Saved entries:
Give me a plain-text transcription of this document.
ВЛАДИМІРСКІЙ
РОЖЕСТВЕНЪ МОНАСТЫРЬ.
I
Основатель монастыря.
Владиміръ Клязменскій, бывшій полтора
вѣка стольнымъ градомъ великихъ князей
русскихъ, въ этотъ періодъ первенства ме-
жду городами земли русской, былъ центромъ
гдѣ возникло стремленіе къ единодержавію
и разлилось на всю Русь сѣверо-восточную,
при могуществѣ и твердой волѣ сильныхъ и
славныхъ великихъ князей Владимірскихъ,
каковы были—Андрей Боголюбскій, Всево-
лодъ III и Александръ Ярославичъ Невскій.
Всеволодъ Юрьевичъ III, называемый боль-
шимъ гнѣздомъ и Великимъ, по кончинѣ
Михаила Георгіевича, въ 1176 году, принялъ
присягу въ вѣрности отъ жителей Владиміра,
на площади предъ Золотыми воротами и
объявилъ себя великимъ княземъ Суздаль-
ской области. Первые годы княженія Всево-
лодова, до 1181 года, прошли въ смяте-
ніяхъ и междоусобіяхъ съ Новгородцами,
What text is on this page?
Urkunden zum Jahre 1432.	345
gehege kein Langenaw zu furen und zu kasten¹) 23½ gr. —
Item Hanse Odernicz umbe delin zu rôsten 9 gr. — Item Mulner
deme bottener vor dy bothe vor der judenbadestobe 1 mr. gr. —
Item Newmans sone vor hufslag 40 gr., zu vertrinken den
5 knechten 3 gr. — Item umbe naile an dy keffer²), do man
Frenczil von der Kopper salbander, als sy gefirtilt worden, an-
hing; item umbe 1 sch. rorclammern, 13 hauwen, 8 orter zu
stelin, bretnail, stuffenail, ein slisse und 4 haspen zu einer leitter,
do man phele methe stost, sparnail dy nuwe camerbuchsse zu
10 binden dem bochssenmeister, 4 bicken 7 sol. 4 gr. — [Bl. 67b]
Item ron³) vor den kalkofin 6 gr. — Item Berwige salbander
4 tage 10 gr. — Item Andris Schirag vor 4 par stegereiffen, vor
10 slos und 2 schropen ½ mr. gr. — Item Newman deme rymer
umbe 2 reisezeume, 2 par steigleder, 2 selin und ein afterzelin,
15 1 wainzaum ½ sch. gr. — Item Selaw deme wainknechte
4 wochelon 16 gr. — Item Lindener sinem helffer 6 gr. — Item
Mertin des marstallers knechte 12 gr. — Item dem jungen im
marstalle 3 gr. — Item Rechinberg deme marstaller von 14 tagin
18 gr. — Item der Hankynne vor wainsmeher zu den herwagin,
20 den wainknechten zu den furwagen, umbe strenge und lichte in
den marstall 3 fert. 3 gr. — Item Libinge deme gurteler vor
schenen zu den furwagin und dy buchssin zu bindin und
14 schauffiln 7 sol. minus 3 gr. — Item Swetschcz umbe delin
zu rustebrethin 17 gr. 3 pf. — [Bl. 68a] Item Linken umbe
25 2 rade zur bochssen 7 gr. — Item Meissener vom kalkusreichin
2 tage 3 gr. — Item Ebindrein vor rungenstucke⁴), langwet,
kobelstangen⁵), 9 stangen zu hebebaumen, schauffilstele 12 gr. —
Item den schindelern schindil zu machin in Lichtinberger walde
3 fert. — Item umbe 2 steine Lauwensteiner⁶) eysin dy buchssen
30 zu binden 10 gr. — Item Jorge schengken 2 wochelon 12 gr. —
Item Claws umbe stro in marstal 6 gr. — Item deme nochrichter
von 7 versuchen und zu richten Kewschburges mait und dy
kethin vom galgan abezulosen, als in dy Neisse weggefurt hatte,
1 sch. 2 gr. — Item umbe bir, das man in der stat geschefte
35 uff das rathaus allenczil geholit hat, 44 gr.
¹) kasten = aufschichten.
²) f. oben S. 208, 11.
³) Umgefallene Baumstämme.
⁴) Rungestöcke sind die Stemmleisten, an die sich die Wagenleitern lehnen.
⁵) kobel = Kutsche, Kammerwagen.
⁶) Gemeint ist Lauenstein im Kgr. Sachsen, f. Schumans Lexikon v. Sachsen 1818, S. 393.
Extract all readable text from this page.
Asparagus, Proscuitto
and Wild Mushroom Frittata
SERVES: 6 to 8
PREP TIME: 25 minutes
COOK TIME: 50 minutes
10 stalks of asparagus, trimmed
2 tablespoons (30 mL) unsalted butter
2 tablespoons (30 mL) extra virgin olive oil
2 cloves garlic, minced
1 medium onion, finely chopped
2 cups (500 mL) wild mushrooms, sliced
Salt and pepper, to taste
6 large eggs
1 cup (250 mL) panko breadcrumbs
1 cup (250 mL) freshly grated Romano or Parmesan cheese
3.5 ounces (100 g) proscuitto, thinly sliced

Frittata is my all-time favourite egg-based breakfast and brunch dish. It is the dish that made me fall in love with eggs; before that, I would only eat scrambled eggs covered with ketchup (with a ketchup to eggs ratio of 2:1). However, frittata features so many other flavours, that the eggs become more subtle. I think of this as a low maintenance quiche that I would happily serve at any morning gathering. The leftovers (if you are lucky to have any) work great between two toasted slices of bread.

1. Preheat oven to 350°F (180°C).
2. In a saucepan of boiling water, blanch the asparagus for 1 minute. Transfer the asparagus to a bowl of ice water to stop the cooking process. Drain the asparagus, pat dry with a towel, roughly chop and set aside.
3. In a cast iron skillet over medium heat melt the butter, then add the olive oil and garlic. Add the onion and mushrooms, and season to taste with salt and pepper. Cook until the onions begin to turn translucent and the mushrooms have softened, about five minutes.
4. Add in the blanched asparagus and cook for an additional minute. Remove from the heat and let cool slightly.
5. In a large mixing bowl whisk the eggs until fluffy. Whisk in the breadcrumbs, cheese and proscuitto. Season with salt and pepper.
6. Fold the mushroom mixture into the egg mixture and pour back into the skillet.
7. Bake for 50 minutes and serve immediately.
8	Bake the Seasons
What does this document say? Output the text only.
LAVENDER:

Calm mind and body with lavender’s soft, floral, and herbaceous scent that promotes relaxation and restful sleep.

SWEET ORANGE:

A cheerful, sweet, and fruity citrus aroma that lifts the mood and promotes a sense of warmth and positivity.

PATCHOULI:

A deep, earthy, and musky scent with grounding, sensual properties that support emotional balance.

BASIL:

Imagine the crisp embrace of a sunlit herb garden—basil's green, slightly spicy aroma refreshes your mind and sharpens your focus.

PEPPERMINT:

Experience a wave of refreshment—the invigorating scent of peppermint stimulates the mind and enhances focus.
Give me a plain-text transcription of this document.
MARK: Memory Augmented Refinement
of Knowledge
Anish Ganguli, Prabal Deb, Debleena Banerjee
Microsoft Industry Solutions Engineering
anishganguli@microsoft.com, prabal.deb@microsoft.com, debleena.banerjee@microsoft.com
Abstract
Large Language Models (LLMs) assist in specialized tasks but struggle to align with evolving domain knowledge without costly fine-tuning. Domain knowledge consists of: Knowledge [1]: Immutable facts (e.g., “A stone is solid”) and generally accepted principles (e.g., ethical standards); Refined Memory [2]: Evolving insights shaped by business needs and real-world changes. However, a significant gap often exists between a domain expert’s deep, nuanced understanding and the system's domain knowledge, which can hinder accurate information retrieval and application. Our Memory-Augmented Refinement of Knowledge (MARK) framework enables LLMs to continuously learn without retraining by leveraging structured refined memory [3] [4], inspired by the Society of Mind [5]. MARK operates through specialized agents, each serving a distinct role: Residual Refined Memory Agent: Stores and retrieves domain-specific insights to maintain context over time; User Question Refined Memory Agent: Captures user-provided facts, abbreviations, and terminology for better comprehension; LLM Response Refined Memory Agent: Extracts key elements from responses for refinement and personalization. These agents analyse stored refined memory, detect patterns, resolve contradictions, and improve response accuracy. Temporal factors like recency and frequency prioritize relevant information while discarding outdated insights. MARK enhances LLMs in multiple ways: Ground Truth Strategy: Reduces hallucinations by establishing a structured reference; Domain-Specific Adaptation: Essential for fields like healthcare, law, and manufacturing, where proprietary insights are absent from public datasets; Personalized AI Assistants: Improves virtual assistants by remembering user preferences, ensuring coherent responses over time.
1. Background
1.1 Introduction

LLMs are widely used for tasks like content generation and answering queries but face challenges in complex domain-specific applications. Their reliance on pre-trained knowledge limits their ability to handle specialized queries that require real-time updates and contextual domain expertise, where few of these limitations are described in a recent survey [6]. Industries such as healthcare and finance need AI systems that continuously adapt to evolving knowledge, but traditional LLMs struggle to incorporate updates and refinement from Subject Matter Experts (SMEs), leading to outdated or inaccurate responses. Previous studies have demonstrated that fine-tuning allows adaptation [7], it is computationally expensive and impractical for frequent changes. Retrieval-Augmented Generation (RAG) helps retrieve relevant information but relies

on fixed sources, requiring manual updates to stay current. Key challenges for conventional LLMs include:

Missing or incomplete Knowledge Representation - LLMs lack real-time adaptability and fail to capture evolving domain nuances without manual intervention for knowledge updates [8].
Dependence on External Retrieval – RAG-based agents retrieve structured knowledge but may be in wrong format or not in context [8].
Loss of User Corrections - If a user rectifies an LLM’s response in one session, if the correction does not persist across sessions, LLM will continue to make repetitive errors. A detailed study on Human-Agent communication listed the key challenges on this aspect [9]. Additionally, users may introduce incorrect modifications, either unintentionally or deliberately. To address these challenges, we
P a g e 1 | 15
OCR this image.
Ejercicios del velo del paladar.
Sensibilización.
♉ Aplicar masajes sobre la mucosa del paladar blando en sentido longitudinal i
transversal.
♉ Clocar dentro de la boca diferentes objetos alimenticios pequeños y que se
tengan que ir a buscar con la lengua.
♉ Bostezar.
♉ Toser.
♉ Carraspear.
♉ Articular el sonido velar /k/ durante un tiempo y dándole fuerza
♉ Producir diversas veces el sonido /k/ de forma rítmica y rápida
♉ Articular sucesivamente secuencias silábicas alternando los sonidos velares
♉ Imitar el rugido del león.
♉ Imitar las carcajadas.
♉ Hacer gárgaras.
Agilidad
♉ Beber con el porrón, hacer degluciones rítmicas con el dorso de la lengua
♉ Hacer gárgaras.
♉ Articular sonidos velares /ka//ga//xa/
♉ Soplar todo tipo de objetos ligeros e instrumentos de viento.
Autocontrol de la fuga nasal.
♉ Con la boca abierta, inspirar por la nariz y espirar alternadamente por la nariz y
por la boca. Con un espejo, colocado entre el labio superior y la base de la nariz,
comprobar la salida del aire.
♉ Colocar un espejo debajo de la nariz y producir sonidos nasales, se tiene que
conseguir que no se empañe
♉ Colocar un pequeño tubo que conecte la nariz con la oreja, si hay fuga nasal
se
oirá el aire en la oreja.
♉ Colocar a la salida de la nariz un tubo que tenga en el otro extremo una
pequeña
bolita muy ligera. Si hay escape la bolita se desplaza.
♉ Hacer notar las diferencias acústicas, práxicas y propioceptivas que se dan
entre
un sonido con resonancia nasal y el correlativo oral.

Aim:
Show the lines that mention the word "based".

Response to this exercise:
Frittata is my all-time favourite egg-based breakfast and brunch dish. It is the dish that made me fall in love with eggs; before that, I would only eat scrambled eggs covered with ketchup (with a ketchup to eggs ratio of 2:1). However, frittata features so many other flavours, that the eggs become more subtle. I think of this as a low maintenance quiche that I would happily serve at any morning gathering. The leftovers (if you are lucky to have any) work great between two toasted slices of bread.
Dependence on External Retrieval – RAG-based agents retrieve structured knowledge but may be in wrong format or not in context [8].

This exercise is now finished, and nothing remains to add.